==== Input ====

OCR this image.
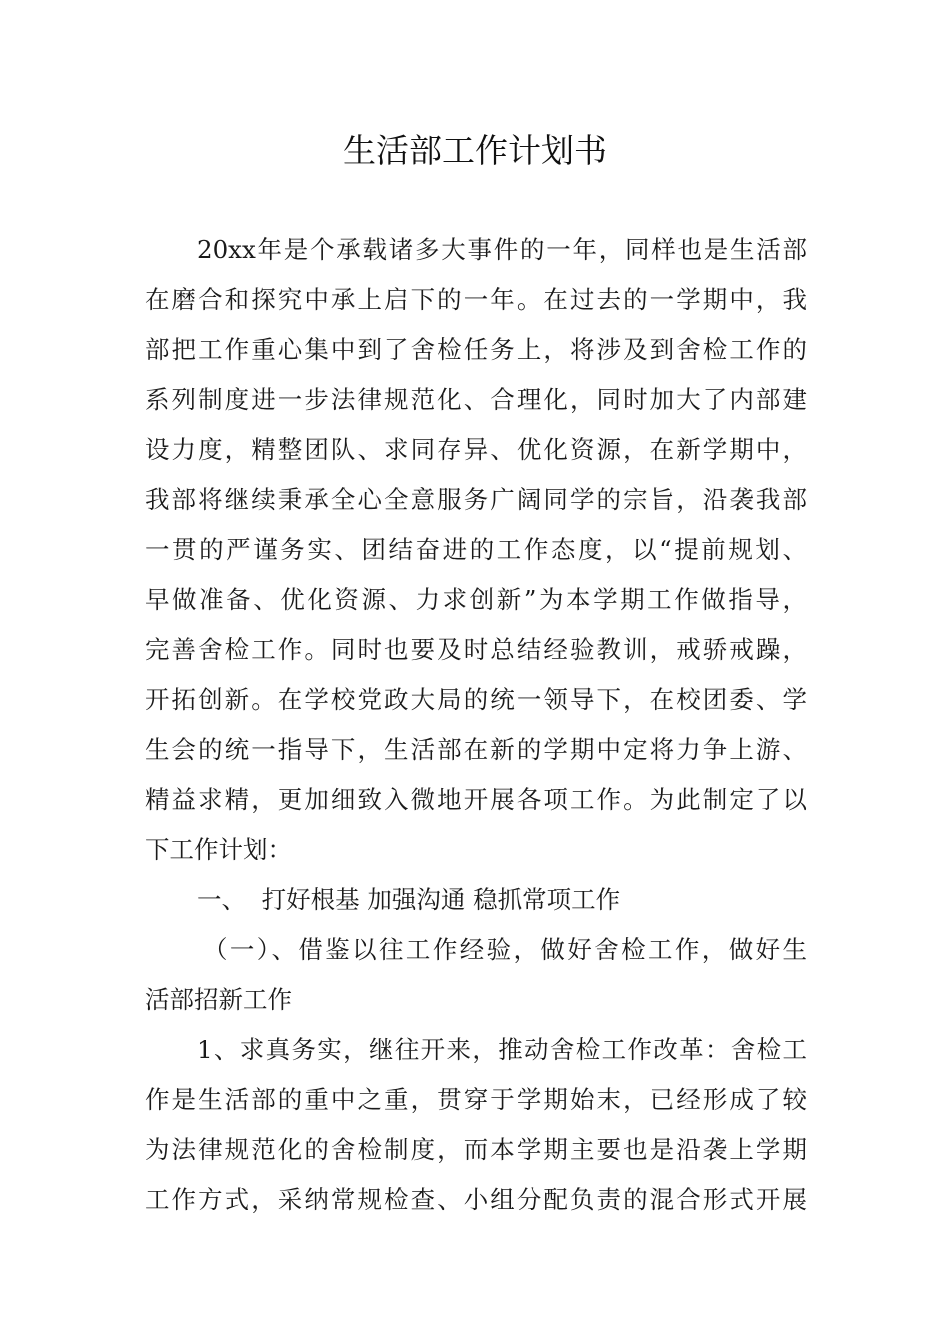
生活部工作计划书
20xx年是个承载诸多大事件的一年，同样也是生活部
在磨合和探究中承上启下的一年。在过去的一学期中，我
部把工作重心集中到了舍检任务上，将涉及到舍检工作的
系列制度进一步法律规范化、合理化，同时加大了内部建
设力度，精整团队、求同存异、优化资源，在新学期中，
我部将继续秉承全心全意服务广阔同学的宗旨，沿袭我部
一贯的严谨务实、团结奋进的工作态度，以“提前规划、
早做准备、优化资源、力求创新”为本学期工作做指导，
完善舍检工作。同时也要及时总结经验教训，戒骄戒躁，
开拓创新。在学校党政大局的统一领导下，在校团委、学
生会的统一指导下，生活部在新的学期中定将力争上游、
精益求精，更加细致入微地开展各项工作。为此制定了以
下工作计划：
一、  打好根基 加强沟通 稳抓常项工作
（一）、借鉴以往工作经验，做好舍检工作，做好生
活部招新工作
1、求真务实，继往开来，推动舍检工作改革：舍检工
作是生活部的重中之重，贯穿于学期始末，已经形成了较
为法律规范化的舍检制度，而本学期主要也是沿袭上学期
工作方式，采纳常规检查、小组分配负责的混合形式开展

====

(To do) Please set down each line of the data above exactly as written, without the pictures.

(Final answer)
OCR this image.
生活部工作计划书
20xx年是个承载诸多大事件的一年，同样也是生活部
在磨合和探究中承上启下的一年。在过去的一学期中，我
部把工作重心集中到了舍检任务上，将涉及到舍检工作的
系列制度进一步法律规范化、合理化，同时加大了内部建
设力度，精整团队、求同存异、优化资源，在新学期中，
我部将继续秉承全心全意服务广阔同学的宗旨，沿袭我部
一贯的严谨务实、团结奋进的工作态度，以“提前规划、
早做准备、优化资源、力求创新”为本学期工作做指导，
完善舍检工作。同时也要及时总结经验教训，戒骄戒躁，
开拓创新。在学校党政大局的统一领导下，在校团委、学
生会的统一指导下，生活部在新的学期中定将力争上游、
精益求精，更加细致入微地开展各项工作。为此制定了以
下工作计划：
一、  打好根基 加强沟通 稳抓常项工作
（一）、借鉴以往工作经验，做好舍检工作，做好生
活部招新工作
1、求真务实，继往开来，推动舍检工作改革：舍检工
作是生活部的重中之重，贯穿于学期始末，已经形成了较
为法律规范化的舍检制度，而本学期主要也是沿袭上学期
工作方式，采纳常规检查、小组分配负责的混合形式开展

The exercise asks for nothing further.